• [Objetivo]
En el fragmento de página sobre la película Whisky, ¿de qué es dueño Jacobo?
--- Fragmento de página ---
| Whisky 
    toma su nombre de ese latiguillo que se dice alegremente frente a un grupo 
    que será fotografiado: “¡Digan whisky!”. Cuando se dispara el flash, queda 
    registrada la sonrisa forzada; más una mueca que una demostración de 
    alegría. Ese artificio social inventado para que todos salgamos lindos en la 
    foto tiene mucho que ver con lo que sucede en esta película, construida a 
    partir de pequeños gestos y disimulos.
 
    Los que sonríen 
    falsamente en el retrato son Jacobo (Andrés Pazos) y Marta (Mirella 
    Pascual). Jacobo es el dueño de una pequeña fábrica de medias. Su vida gris 
    y rutinaria transcurre entre su casa y la fábrica, donde apenas cruza 
    algunas palabras con Marta, su empleada de confianza. La visita de su 
    hermano Herman (Jorge Bolani), radicado en Brasil hace muchos años, con 
    motivo de la colocación de la lápida en la tumba de la madre altera la 
    monotonía de esos días siempre iguales.
--- Material proporcionado ---
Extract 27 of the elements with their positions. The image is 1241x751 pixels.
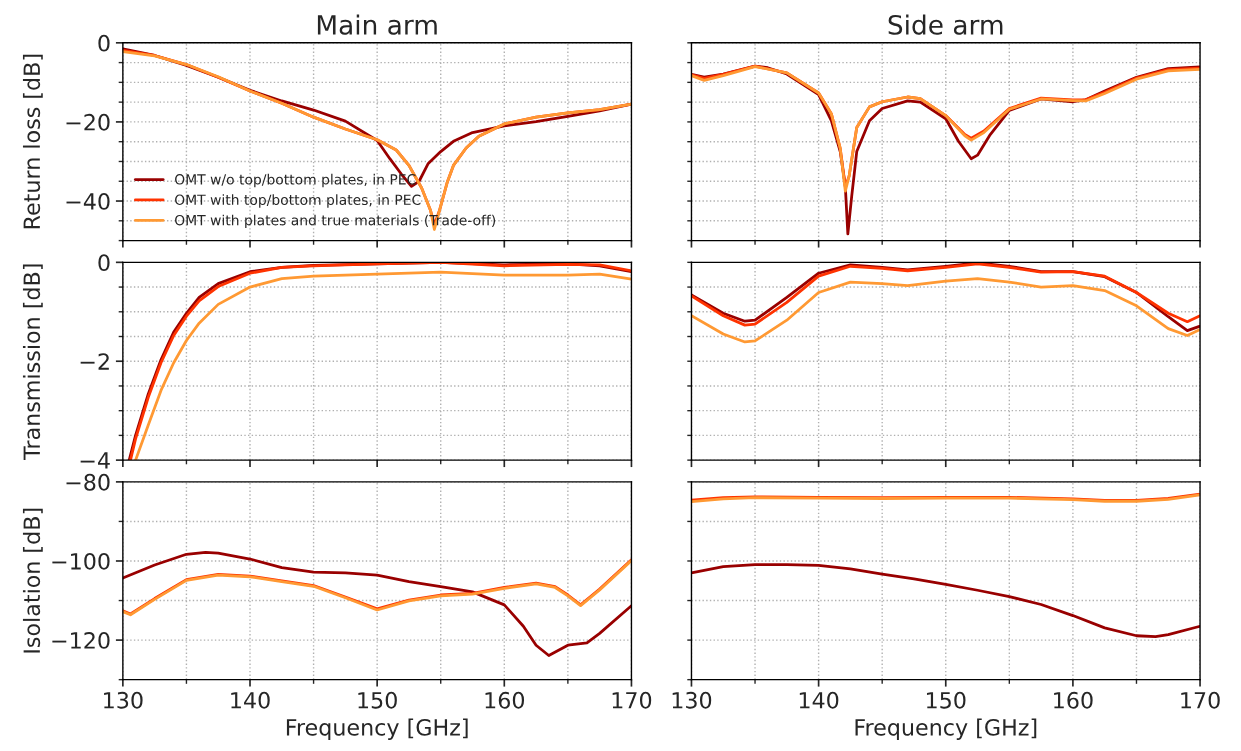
---
• [Respuesta escrita]
De una pequeña fábrica de medias.